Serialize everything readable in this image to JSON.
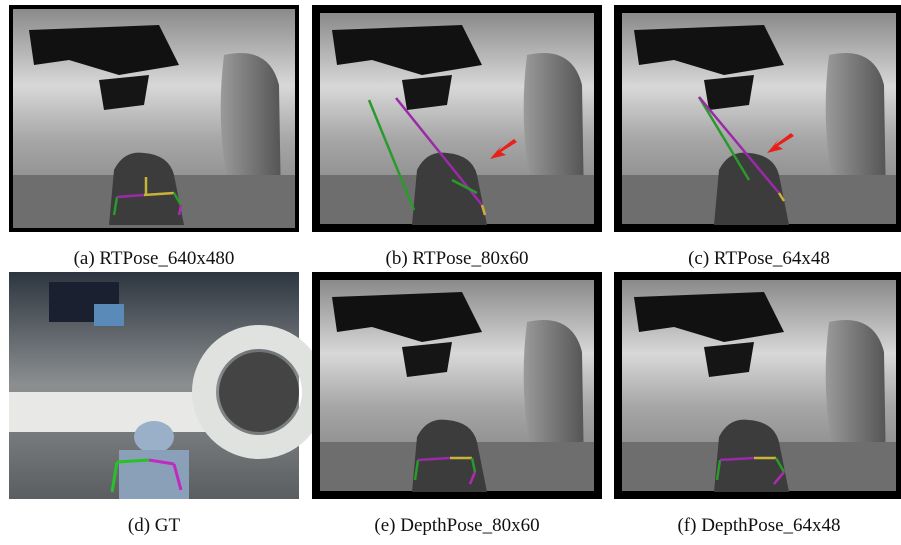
{
  "panels": [
    {
      "caption": "(a) RTPose_640x480"
    },
    {
      "caption": "(b) RTPose_80x60"
    },
    {
      "caption": "(c) RTPose_64x48"
    },
    {
      "caption": "(d) GT"
    },
    {
      "caption": "(e) DepthPose_80x60"
    },
    {
      "caption": "(f) DepthPose_64x48"
    }
  ]
}
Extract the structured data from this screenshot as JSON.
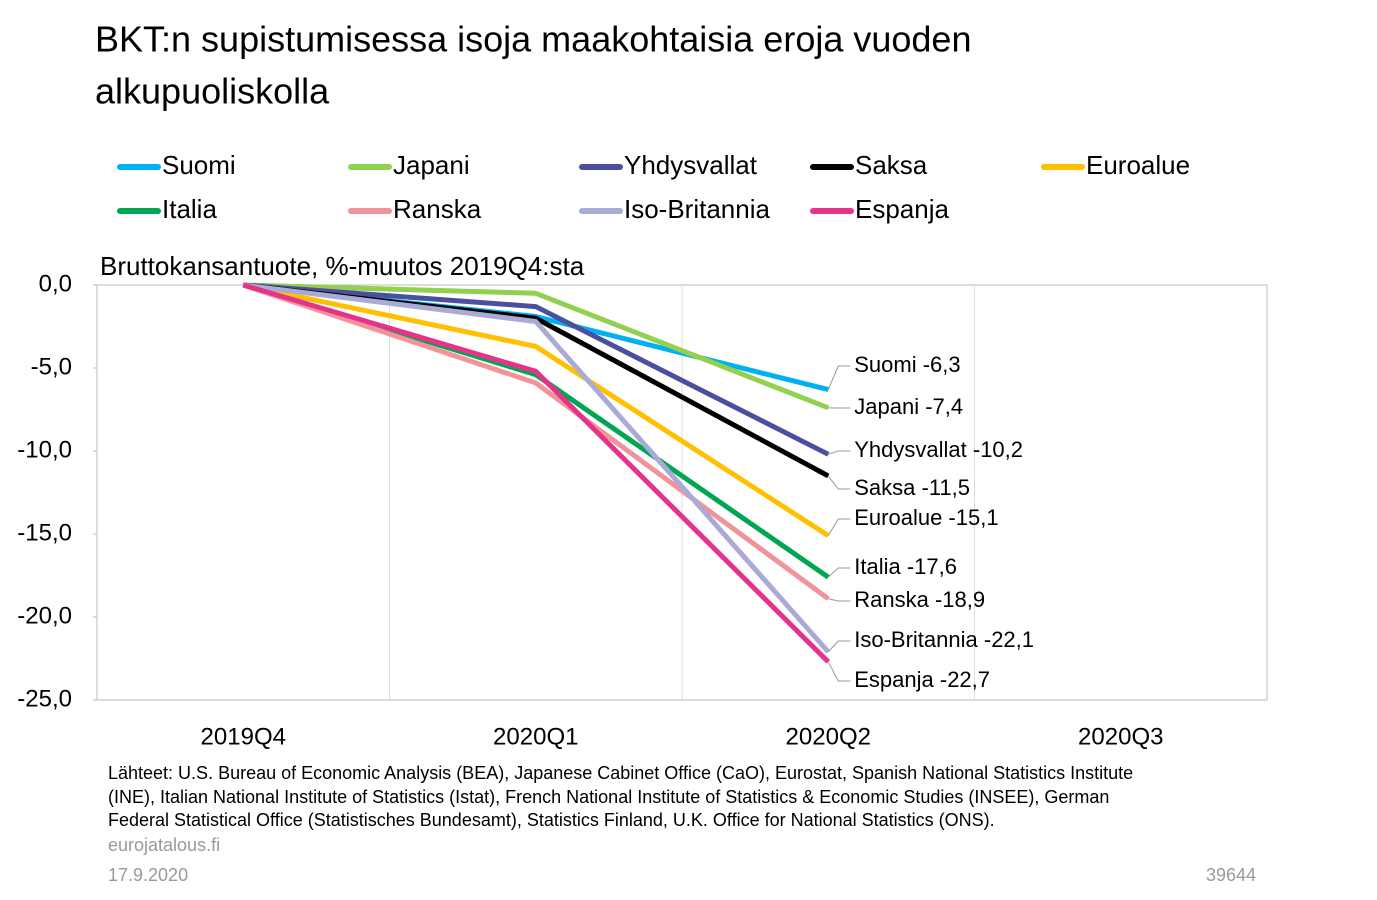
{
  "chart_data": {
    "type": "line",
    "title": "BKT:n supistumisessa isoja maakohtaisia eroja vuoden alkupuoliskolla",
    "y_label": "Bruttokansantuote, %-muutos 2019Q4:sta",
    "categories": [
      "2019Q4",
      "2020Q1",
      "2020Q2",
      "2020Q3"
    ],
    "ylim": [
      -25,
      0
    ],
    "yticks": [
      {
        "value": 0,
        "label": "0,0"
      },
      {
        "value": -5,
        "label": "-5,0"
      },
      {
        "value": -10,
        "label": "-10,0"
      },
      {
        "value": -15,
        "label": "-15,0"
      },
      {
        "value": -20,
        "label": "-20,0"
      },
      {
        "value": -25,
        "label": "-25,0"
      }
    ],
    "series": [
      {
        "name": "Suomi",
        "color": "#00b0f0",
        "values": [
          0,
          -1.9,
          -6.3,
          null
        ],
        "value_labels": [
          null,
          null,
          "Suomi -6,3",
          null
        ]
      },
      {
        "name": "Japani",
        "color": "#92d050",
        "values": [
          0,
          -0.5,
          -7.4,
          null
        ],
        "value_labels": [
          null,
          null,
          "Japani -7,4",
          null
        ]
      },
      {
        "name": "Yhdysvallat",
        "color": "#4b509e",
        "values": [
          0,
          -1.3,
          -10.2,
          null
        ],
        "value_labels": [
          null,
          null,
          "Yhdysvallat -10,2",
          null
        ]
      },
      {
        "name": "Saksa",
        "color": "#000000",
        "values": [
          0,
          -2.0,
          -11.5,
          null
        ],
        "value_labels": [
          null,
          null,
          "Saksa -11,5",
          null
        ]
      },
      {
        "name": "Euroalue",
        "color": "#ffc000",
        "values": [
          0,
          -3.7,
          -15.1,
          null
        ],
        "value_labels": [
          null,
          null,
          "Euroalue -15,1",
          null
        ]
      },
      {
        "name": "Italia",
        "color": "#00a651",
        "values": [
          0,
          -5.4,
          -17.6,
          null
        ],
        "value_labels": [
          null,
          null,
          "Italia -17,6",
          null
        ]
      },
      {
        "name": "Ranska",
        "color": "#f19499",
        "values": [
          0,
          -5.9,
          -18.9,
          null
        ],
        "value_labels": [
          null,
          null,
          "Ranska -18,9",
          null
        ]
      },
      {
        "name": "Iso-Britannia",
        "color": "#a9abd6",
        "values": [
          0,
          -2.2,
          -22.1,
          null
        ],
        "value_labels": [
          null,
          null,
          "Iso-Britannia -22,1",
          null
        ]
      },
      {
        "name": "Espanja",
        "color": "#e6338a",
        "values": [
          0,
          -5.2,
          -22.7,
          null
        ],
        "value_labels": [
          null,
          null,
          "Espanja -22,7",
          null
        ]
      }
    ],
    "source": [
      "Lähteet: U.S. Bureau of Economic Analysis (BEA), Japanese Cabinet Office (CaO), Eurostat, Spanish National Statistics Institute",
      "(INE), Italian National Institute of Statistics (Istat), French National Institute of Statistics & Economic Studies (INSEE), German",
      "Federal Statistical Office (Statistisches Bundesamt), Statistics Finland, U.K. Office for National Statistics (ONS)."
    ],
    "site": "eurojatalous.fi",
    "date": "17.9.2020",
    "id": "39644"
  }
}
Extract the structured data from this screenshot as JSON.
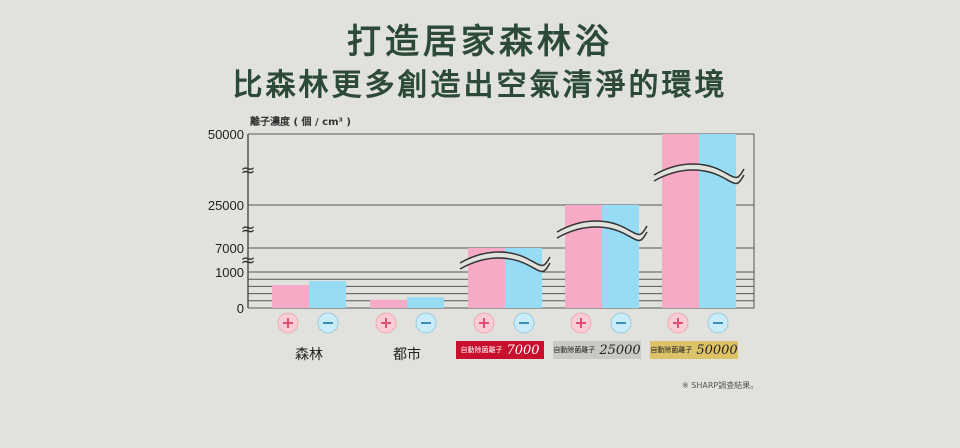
{
  "title": "打造居家森林浴",
  "subtitle": "比森林更多創造出空氣清淨的環境",
  "note": "※ SHARP調查結果。",
  "colors": {
    "pink": "#f6aac6",
    "blue": "#95dcf4",
    "title": "#2c4a37"
  },
  "chart_data": {
    "type": "bar",
    "ylabel": "離子濃度 ( 個 / cm³ )",
    "yticks": [
      "50000",
      "25000",
      "7000",
      "1000",
      "0"
    ],
    "ytick_values": [
      50000,
      25000,
      7000,
      1000,
      0
    ],
    "axis_breaks": true,
    "categories": [
      "森林",
      "都市",
      "自動除菌離子 7000",
      "自動除菌離子 25000",
      "自動除菌離子 50000"
    ],
    "series": [
      {
        "name": "positive-ion",
        "values": [
          640,
          230,
          7000,
          25000,
          50000
        ]
      },
      {
        "name": "negative-ion",
        "values": [
          750,
          300,
          7000,
          25000,
          50000
        ]
      }
    ],
    "badges": [
      {
        "label": "自動除菌離子",
        "value": "7000",
        "bg": "#c8102e",
        "fg": "#ffffff"
      },
      {
        "label": "自動除菌離子",
        "value": "25000",
        "bg": "#c9c9c6",
        "fg": "#222222"
      },
      {
        "label": "自動除菌離子",
        "value": "50000",
        "bg": "#dcc36a",
        "fg": "#222222"
      }
    ]
  }
}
----------------
> THE PROBLEM: Write out the listing above again, exactly, but with no pictures in the copy.

> EXPECTED OUTPUT:
Serialize everything readable in this image to JSON.
{
  "panels": [
    {
      "caption": "(a) RTPose_640x480"
    },
    {
      "caption": "(b) RTPose_80x60"
    },
    {
      "caption": "(c) RTPose_64x48"
    },
    {
      "caption": "(d) GT"
    },
    {
      "caption": "(e) DepthPose_80x60"
    },
    {
      "caption": "(f) DepthPose_64x48"
    }
  ]
}
Extract the structured data from this screenshot as JSON.
{
  "chart_data": {
    "type": "line",
    "title": "BKT:n supistumisessa isoja maakohtaisia eroja vuoden alkupuoliskolla",
    "y_label": "Bruttokansantuote, %-muutos 2019Q4:sta",
    "categories": [
      "2019Q4",
      "2020Q1",
      "2020Q2",
      "2020Q3"
    ],
    "ylim": [
      -25,
      0
    ],
    "yticks": [
      {
        "value": 0,
        "label": "0,0"
      },
      {
        "value": -5,
        "label": "-5,0"
      },
      {
        "value": -10,
        "label": "-10,0"
      },
      {
        "value": -15,
        "label": "-15,0"
      },
      {
        "value": -20,
        "label": "-20,0"
      },
      {
        "value": -25,
        "label": "-25,0"
      }
    ],
    "series": [
      {
        "name": "Suomi",
        "color": "#00b0f0",
        "values": [
          0,
          -1.9,
          -6.3,
          null
        ],
        "value_labels": [
          null,
          null,
          "Suomi -6,3",
          null
        ]
      },
      {
        "name": "Japani",
        "color": "#92d050",
        "values": [
          0,
          -0.5,
          -7.4,
          null
        ],
        "value_labels": [
          null,
          null,
          "Japani -7,4",
          null
        ]
      },
      {
        "name": "Yhdysvallat",
        "color": "#4b509e",
        "values": [
          0,
          -1.3,
          -10.2,
          null
        ],
        "value_labels": [
          null,
          null,
          "Yhdysvallat -10,2",
          null
        ]
      },
      {
        "name": "Saksa",
        "color": "#000000",
        "values": [
          0,
          -2.0,
          -11.5,
          null
        ],
        "value_labels": [
          null,
          null,
          "Saksa -11,5",
          null
        ]
      },
      {
        "name": "Euroalue",
        "color": "#ffc000",
        "values": [
          0,
          -3.7,
          -15.1,
          null
        ],
        "value_labels": [
          null,
          null,
          "Euroalue -15,1",
          null
        ]
      },
      {
        "name": "Italia",
        "color": "#00a651",
        "values": [
          0,
          -5.4,
          -17.6,
          null
        ],
        "value_labels": [
          null,
          null,
          "Italia -17,6",
          null
        ]
      },
      {
        "name": "Ranska",
        "color": "#f19499",
        "values": [
          0,
          -5.9,
          -18.9,
          null
        ],
        "value_labels": [
          null,
          null,
          "Ranska -18,9",
          null
        ]
      },
      {
        "name": "Iso-Britannia",
        "color": "#a9abd6",
        "values": [
          0,
          -2.2,
          -22.1,
          null
        ],
        "value_labels": [
          null,
          null,
          "Iso-Britannia -22,1",
          null
        ]
      },
      {
        "name": "Espanja",
        "color": "#e6338a",
        "values": [
          0,
          -5.2,
          -22.7,
          null
        ],
        "value_labels": [
          null,
          null,
          "Espanja -22,7",
          null
        ]
      }
    ],
    "source": [
      "Lähteet: U.S. Bureau of Economic Analysis (BEA), Japanese Cabinet Office (CaO), Eurostat, Spanish National Statistics Institute",
      "(INE), Italian National Institute of Statistics (Istat), French National Institute of Statistics & Economic Studies (INSEE), German",
      "Federal Statistical Office (Statistisches Bundesamt), Statistics Finland, U.K. Office for National Statistics (ONS)."
    ],
    "site": "eurojatalous.fi",
    "date": "17.9.2020",
    "id": "39644"
  }
}
Extract the structured data from this screenshot as JSON.
{
  "title": "打造居家森林浴",
  "subtitle": "比森林更多創造出空氣清淨的環境",
  "note": "※ SHARP調查結果。",
  "colors": {
    "pink": "#f6aac6",
    "blue": "#95dcf4",
    "title": "#2c4a37"
  },
  "chart_data": {
    "type": "bar",
    "ylabel": "離子濃度 ( 個 / cm³ )",
    "yticks": [
      "50000",
      "25000",
      "7000",
      "1000",
      "0"
    ],
    "ytick_values": [
      50000,
      25000,
      7000,
      1000,
      0
    ],
    "axis_breaks": true,
    "categories": [
      "森林",
      "都市",
      "自動除菌離子 7000",
      "自動除菌離子 25000",
      "自動除菌離子 50000"
    ],
    "series": [
      {
        "name": "positive-ion",
        "values": [
          640,
          230,
          7000,
          25000,
          50000
        ]
      },
      {
        "name": "negative-ion",
        "values": [
          750,
          300,
          7000,
          25000,
          50000
        ]
      }
    ],
    "badges": [
      {
        "label": "自動除菌離子",
        "value": "7000",
        "bg": "#c8102e",
        "fg": "#ffffff"
      },
      {
        "label": "自動除菌離子",
        "value": "25000",
        "bg": "#c9c9c6",
        "fg": "#222222"
      },
      {
        "label": "自動除菌離子",
        "value": "50000",
        "bg": "#dcc36a",
        "fg": "#222222"
      }
    ]
  }
}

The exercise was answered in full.